## TO BE DONE:
Repeat each entry as written, dropping any picture you find.

%%

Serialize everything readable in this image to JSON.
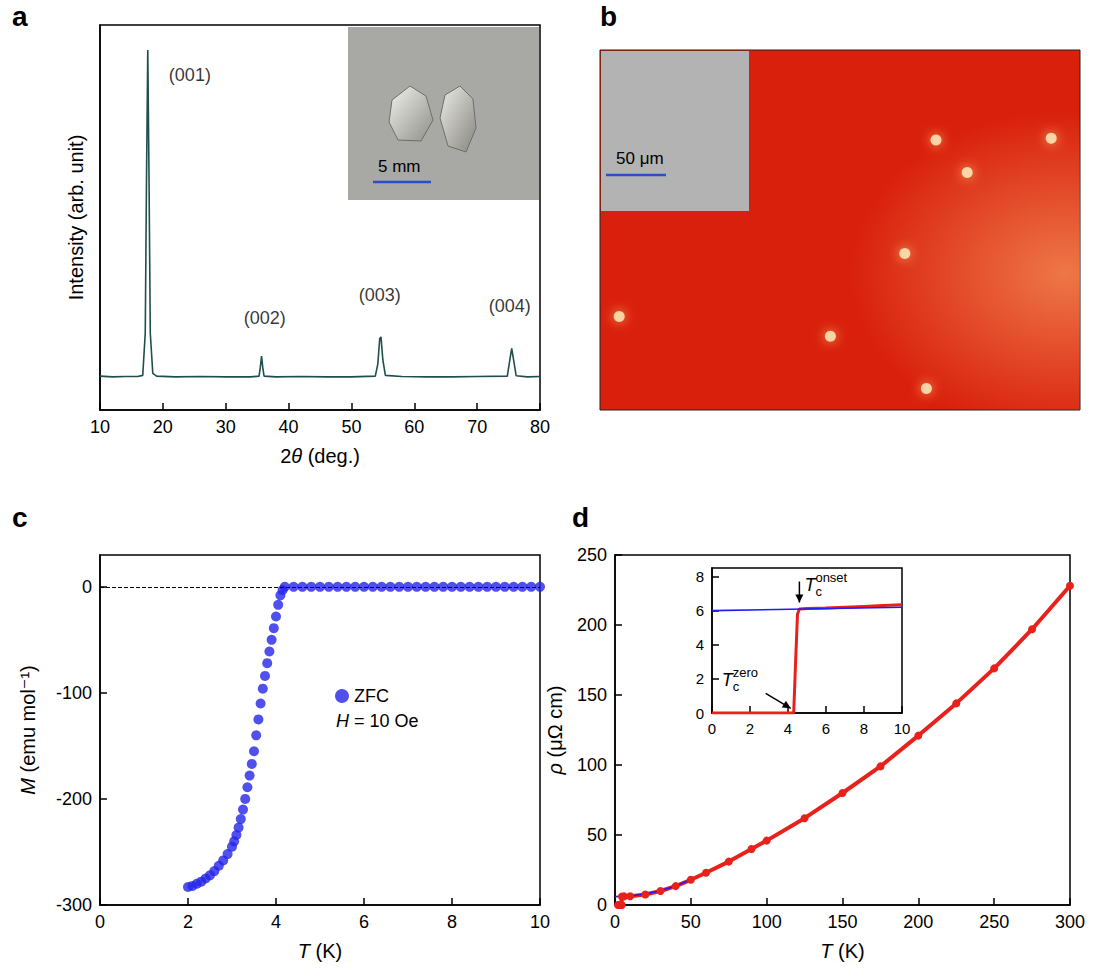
{
  "chart_data": [
    {
      "panel": "a",
      "type": "line",
      "x_label": "2θ (deg.)",
      "y_label": "Intensity (arb. unit)",
      "color": "#1f4f4d",
      "x": [
        10,
        12,
        14,
        16,
        16.8,
        17.2,
        17.4,
        17.6,
        17.8,
        18.0,
        18.4,
        19,
        22,
        26,
        30,
        34,
        35.3,
        35.5,
        35.7,
        35.9,
        36.1,
        38,
        42,
        46,
        50,
        53.8,
        54.2,
        54.5,
        54.7,
        55.0,
        55.4,
        58,
        62,
        66,
        70,
        74.8,
        75.2,
        75.5,
        75.8,
        76.2,
        78,
        80
      ],
      "values": [
        0.088,
        0.086,
        0.087,
        0.087,
        0.09,
        0.2,
        0.6,
        0.935,
        0.6,
        0.2,
        0.095,
        0.088,
        0.086,
        0.087,
        0.086,
        0.086,
        0.088,
        0.11,
        0.14,
        0.11,
        0.088,
        0.086,
        0.087,
        0.086,
        0.086,
        0.088,
        0.12,
        0.185,
        0.19,
        0.13,
        0.09,
        0.087,
        0.086,
        0.086,
        0.087,
        0.088,
        0.13,
        0.16,
        0.13,
        0.089,
        0.086,
        0.087
      ],
      "xlim": [
        10,
        80
      ],
      "xticks": [
        10,
        20,
        30,
        40,
        50,
        60,
        70,
        80
      ],
      "ylim": [
        0,
        1
      ],
      "tick_labels": "x",
      "annotations": [
        {
          "text": "(001)",
          "x": 24.3,
          "y": 0.87
        },
        {
          "text": "(002)",
          "x": 36.2,
          "y": 0.24
        },
        {
          "text": "(003)",
          "x": 54.5,
          "y": 0.3
        },
        {
          "text": "(004)",
          "x": 75.2,
          "y": 0.27
        }
      ],
      "inset": {
        "scale_bar": "5 mm"
      }
    },
    {
      "panel": "b",
      "type": "image",
      "color": "#d9200c",
      "xlim": [
        0,
        1
      ],
      "ylim": [
        0,
        1
      ],
      "tick_labels": false,
      "series": [
        {
          "color": "#fff4c2",
          "marker": "circle",
          "x": [
            0.7,
            0.765,
            0.94,
            0.635,
            0.48,
            0.04,
            0.68
          ],
          "values": [
            0.25,
            0.34,
            0.245,
            0.565,
            0.795,
            0.74,
            0.94
          ]
        }
      ],
      "inset": {
        "scale_bar": "50 μm"
      }
    },
    {
      "panel": "c",
      "type": "scatter",
      "x_label": "T (K)",
      "y_label": "M (emu mol⁻¹)",
      "series": [
        {
          "name": "ZFC",
          "color": "#2424e8",
          "marker": "circle",
          "x": [
            2.0,
            2.1,
            2.2,
            2.3,
            2.4,
            2.5,
            2.6,
            2.7,
            2.8,
            2.9,
            3.0,
            3.05,
            3.1,
            3.15,
            3.2,
            3.25,
            3.3,
            3.35,
            3.4,
            3.45,
            3.5,
            3.55,
            3.6,
            3.65,
            3.7,
            3.75,
            3.8,
            3.85,
            3.9,
            3.95,
            4.0,
            4.05,
            4.1,
            4.15,
            4.2,
            4.4,
            4.6,
            4.8,
            5.0,
            5.2,
            5.4,
            5.6,
            5.8,
            6.0,
            6.2,
            6.4,
            6.6,
            6.8,
            7.0,
            7.2,
            7.4,
            7.6,
            7.8,
            8.0,
            8.2,
            8.4,
            8.6,
            8.8,
            9.0,
            9.2,
            9.4,
            9.6,
            9.8,
            10.0
          ],
          "values": [
            -283,
            -282,
            -280,
            -278,
            -275,
            -272,
            -268,
            -263,
            -258,
            -252,
            -245,
            -240,
            -234,
            -227,
            -219,
            -210,
            -200,
            -189,
            -178,
            -167,
            -155,
            -140,
            -125,
            -110,
            -96,
            -84,
            -72,
            -61,
            -50,
            -39,
            -28,
            -17,
            -8,
            -3,
            0,
            0,
            0,
            0,
            0,
            0,
            0,
            0,
            0,
            0,
            0,
            0,
            0,
            0,
            0,
            0,
            0,
            0,
            0,
            0,
            0,
            0,
            0,
            0,
            0,
            0,
            0,
            0,
            0,
            0
          ]
        }
      ],
      "xlim": [
        0,
        10
      ],
      "xticks": [
        0,
        2,
        4,
        6,
        8,
        10
      ],
      "ylim": [
        -300,
        30
      ],
      "yticks": [
        -300,
        -200,
        -100,
        0
      ],
      "legend": "right",
      "annotations": [
        {
          "text": "H = 10 Oe"
        }
      ],
      "hline": {
        "y": 0,
        "line_style": "dashed"
      }
    },
    {
      "panel": "d",
      "type": "line",
      "x_label": "T (K)",
      "y_label": "ρ (μΩ cm)",
      "series": [
        {
          "color": "#e8211b",
          "marker": "circle",
          "x": [
            2,
            3,
            4,
            4.4,
            4.6,
            6,
            10,
            20,
            30,
            40,
            50,
            60,
            75,
            90,
            100,
            125,
            150,
            175,
            200,
            225,
            250,
            275,
            300
          ],
          "values": [
            0,
            0,
            0,
            0,
            6.1,
            6.15,
            6.3,
            7.5,
            10,
            13.5,
            18,
            23,
            31,
            40,
            46,
            62,
            80,
            99,
            121,
            144,
            169,
            197,
            228
          ]
        },
        {
          "color": "#1c1cff",
          "line_style": "solid",
          "x": [
            0,
            10,
            20,
            30,
            40,
            50
          ],
          "values": [
            6.0,
            6.4,
            7.8,
            10.2,
            13.6,
            18
          ]
        }
      ],
      "xlim": [
        0,
        300
      ],
      "xticks": [
        0,
        50,
        100,
        150,
        200,
        250,
        300
      ],
      "ylim": [
        0,
        250
      ],
      "yticks": [
        0,
        50,
        100,
        150,
        200,
        250
      ],
      "inset": {
        "xlim": [
          0,
          10
        ],
        "xticks": [
          0,
          2,
          4,
          6,
          8,
          10
        ],
        "ylim": [
          0,
          8.5
        ],
        "yticks": [
          0,
          2,
          4,
          6,
          8
        ],
        "series": [
          {
            "color": "#e8211b",
            "line_style": "solid",
            "x": [
              0,
              1,
              2,
              3,
              4,
              4.3,
              4.4,
              4.5,
              4.6,
              5,
              6,
              7,
              8,
              9,
              10
            ],
            "values": [
              0,
              0,
              0,
              0,
              0,
              0,
              3,
              5.8,
              6.1,
              6.12,
              6.15,
              6.2,
              6.25,
              6.3,
              6.35
            ]
          },
          {
            "color": "#1c1cff",
            "line_style": "solid",
            "x": [
              0,
              10
            ],
            "values": [
              6.0,
              6.2
            ]
          }
        ],
        "annotations": [
          {
            "base": "T",
            "sub": "c",
            "sup": "onset",
            "x": 4.6,
            "y": 6.3
          },
          {
            "base": "T",
            "sub": "c",
            "sup": "zero",
            "x": 4.3,
            "y": 0.1
          }
        ]
      }
    }
  ]
}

%%

## OUTPUT BELOW:
Serialize everything readable in this image to JSON.
{
  "chart_data": [
    {
      "panel": "a",
      "type": "line",
      "x_label": "2θ (deg.)",
      "y_label": "Intensity (arb. unit)",
      "color": "#1f4f4d",
      "x": [
        10,
        12,
        14,
        16,
        16.8,
        17.2,
        17.4,
        17.6,
        17.8,
        18.0,
        18.4,
        19,
        22,
        26,
        30,
        34,
        35.3,
        35.5,
        35.7,
        35.9,
        36.1,
        38,
        42,
        46,
        50,
        53.8,
        54.2,
        54.5,
        54.7,
        55.0,
        55.4,
        58,
        62,
        66,
        70,
        74.8,
        75.2,
        75.5,
        75.8,
        76.2,
        78,
        80
      ],
      "values": [
        0.088,
        0.086,
        0.087,
        0.087,
        0.09,
        0.2,
        0.6,
        0.935,
        0.6,
        0.2,
        0.095,
        0.088,
        0.086,
        0.087,
        0.086,
        0.086,
        0.088,
        0.11,
        0.14,
        0.11,
        0.088,
        0.086,
        0.087,
        0.086,
        0.086,
        0.088,
        0.12,
        0.185,
        0.19,
        0.13,
        0.09,
        0.087,
        0.086,
        0.086,
        0.087,
        0.088,
        0.13,
        0.16,
        0.13,
        0.089,
        0.086,
        0.087
      ],
      "xlim": [
        10,
        80
      ],
      "xticks": [
        10,
        20,
        30,
        40,
        50,
        60,
        70,
        80
      ],
      "ylim": [
        0,
        1
      ],
      "tick_labels": "x",
      "annotations": [
        {
          "text": "(001)",
          "x": 24.3,
          "y": 0.87
        },
        {
          "text": "(002)",
          "x": 36.2,
          "y": 0.24
        },
        {
          "text": "(003)",
          "x": 54.5,
          "y": 0.3
        },
        {
          "text": "(004)",
          "x": 75.2,
          "y": 0.27
        }
      ],
      "inset": {
        "scale_bar": "5 mm"
      }
    },
    {
      "panel": "b",
      "type": "image",
      "color": "#d9200c",
      "xlim": [
        0,
        1
      ],
      "ylim": [
        0,
        1
      ],
      "tick_labels": false,
      "series": [
        {
          "color": "#fff4c2",
          "marker": "circle",
          "x": [
            0.7,
            0.765,
            0.94,
            0.635,
            0.48,
            0.04,
            0.68
          ],
          "values": [
            0.25,
            0.34,
            0.245,
            0.565,
            0.795,
            0.74,
            0.94
          ]
        }
      ],
      "inset": {
        "scale_bar": "50 μm"
      }
    },
    {
      "panel": "c",
      "type": "scatter",
      "x_label": "T (K)",
      "y_label": "M (emu mol⁻¹)",
      "series": [
        {
          "name": "ZFC",
          "color": "#2424e8",
          "marker": "circle",
          "x": [
            2.0,
            2.1,
            2.2,
            2.3,
            2.4,
            2.5,
            2.6,
            2.7,
            2.8,
            2.9,
            3.0,
            3.05,
            3.1,
            3.15,
            3.2,
            3.25,
            3.3,
            3.35,
            3.4,
            3.45,
            3.5,
            3.55,
            3.6,
            3.65,
            3.7,
            3.75,
            3.8,
            3.85,
            3.9,
            3.95,
            4.0,
            4.05,
            4.1,
            4.15,
            4.2,
            4.4,
            4.6,
            4.8,
            5.0,
            5.2,
            5.4,
            5.6,
            5.8,
            6.0,
            6.2,
            6.4,
            6.6,
            6.8,
            7.0,
            7.2,
            7.4,
            7.6,
            7.8,
            8.0,
            8.2,
            8.4,
            8.6,
            8.8,
            9.0,
            9.2,
            9.4,
            9.6,
            9.8,
            10.0
          ],
          "values": [
            -283,
            -282,
            -280,
            -278,
            -275,
            -272,
            -268,
            -263,
            -258,
            -252,
            -245,
            -240,
            -234,
            -227,
            -219,
            -210,
            -200,
            -189,
            -178,
            -167,
            -155,
            -140,
            -125,
            -110,
            -96,
            -84,
            -72,
            -61,
            -50,
            -39,
            -28,
            -17,
            -8,
            -3,
            0,
            0,
            0,
            0,
            0,
            0,
            0,
            0,
            0,
            0,
            0,
            0,
            0,
            0,
            0,
            0,
            0,
            0,
            0,
            0,
            0,
            0,
            0,
            0,
            0,
            0,
            0,
            0,
            0,
            0
          ]
        }
      ],
      "xlim": [
        0,
        10
      ],
      "xticks": [
        0,
        2,
        4,
        6,
        8,
        10
      ],
      "ylim": [
        -300,
        30
      ],
      "yticks": [
        -300,
        -200,
        -100,
        0
      ],
      "legend": "right",
      "annotations": [
        {
          "text": "H = 10 Oe"
        }
      ],
      "hline": {
        "y": 0,
        "line_style": "dashed"
      }
    },
    {
      "panel": "d",
      "type": "line",
      "x_label": "T (K)",
      "y_label": "ρ (μΩ cm)",
      "series": [
        {
          "color": "#e8211b",
          "marker": "circle",
          "x": [
            2,
            3,
            4,
            4.4,
            4.6,
            6,
            10,
            20,
            30,
            40,
            50,
            60,
            75,
            90,
            100,
            125,
            150,
            175,
            200,
            225,
            250,
            275,
            300
          ],
          "values": [
            0,
            0,
            0,
            0,
            6.1,
            6.15,
            6.3,
            7.5,
            10,
            13.5,
            18,
            23,
            31,
            40,
            46,
            62,
            80,
            99,
            121,
            144,
            169,
            197,
            228
          ]
        },
        {
          "color": "#1c1cff",
          "line_style": "solid",
          "x": [
            0,
            10,
            20,
            30,
            40,
            50
          ],
          "values": [
            6.0,
            6.4,
            7.8,
            10.2,
            13.6,
            18
          ]
        }
      ],
      "xlim": [
        0,
        300
      ],
      "xticks": [
        0,
        50,
        100,
        150,
        200,
        250,
        300
      ],
      "ylim": [
        0,
        250
      ],
      "yticks": [
        0,
        50,
        100,
        150,
        200,
        250
      ],
      "inset": {
        "xlim": [
          0,
          10
        ],
        "xticks": [
          0,
          2,
          4,
          6,
          8,
          10
        ],
        "ylim": [
          0,
          8.5
        ],
        "yticks": [
          0,
          2,
          4,
          6,
          8
        ],
        "series": [
          {
            "color": "#e8211b",
            "line_style": "solid",
            "x": [
              0,
              1,
              2,
              3,
              4,
              4.3,
              4.4,
              4.5,
              4.6,
              5,
              6,
              7,
              8,
              9,
              10
            ],
            "values": [
              0,
              0,
              0,
              0,
              0,
              0,
              3,
              5.8,
              6.1,
              6.12,
              6.15,
              6.2,
              6.25,
              6.3,
              6.35
            ]
          },
          {
            "color": "#1c1cff",
            "line_style": "solid",
            "x": [
              0,
              10
            ],
            "values": [
              6.0,
              6.2
            ]
          }
        ],
        "annotations": [
          {
            "base": "T",
            "sub": "c",
            "sup": "onset",
            "x": 4.6,
            "y": 6.3
          },
          {
            "base": "T",
            "sub": "c",
            "sup": "zero",
            "x": 4.3,
            "y": 0.1
          }
        ]
      }
    }
  ]
}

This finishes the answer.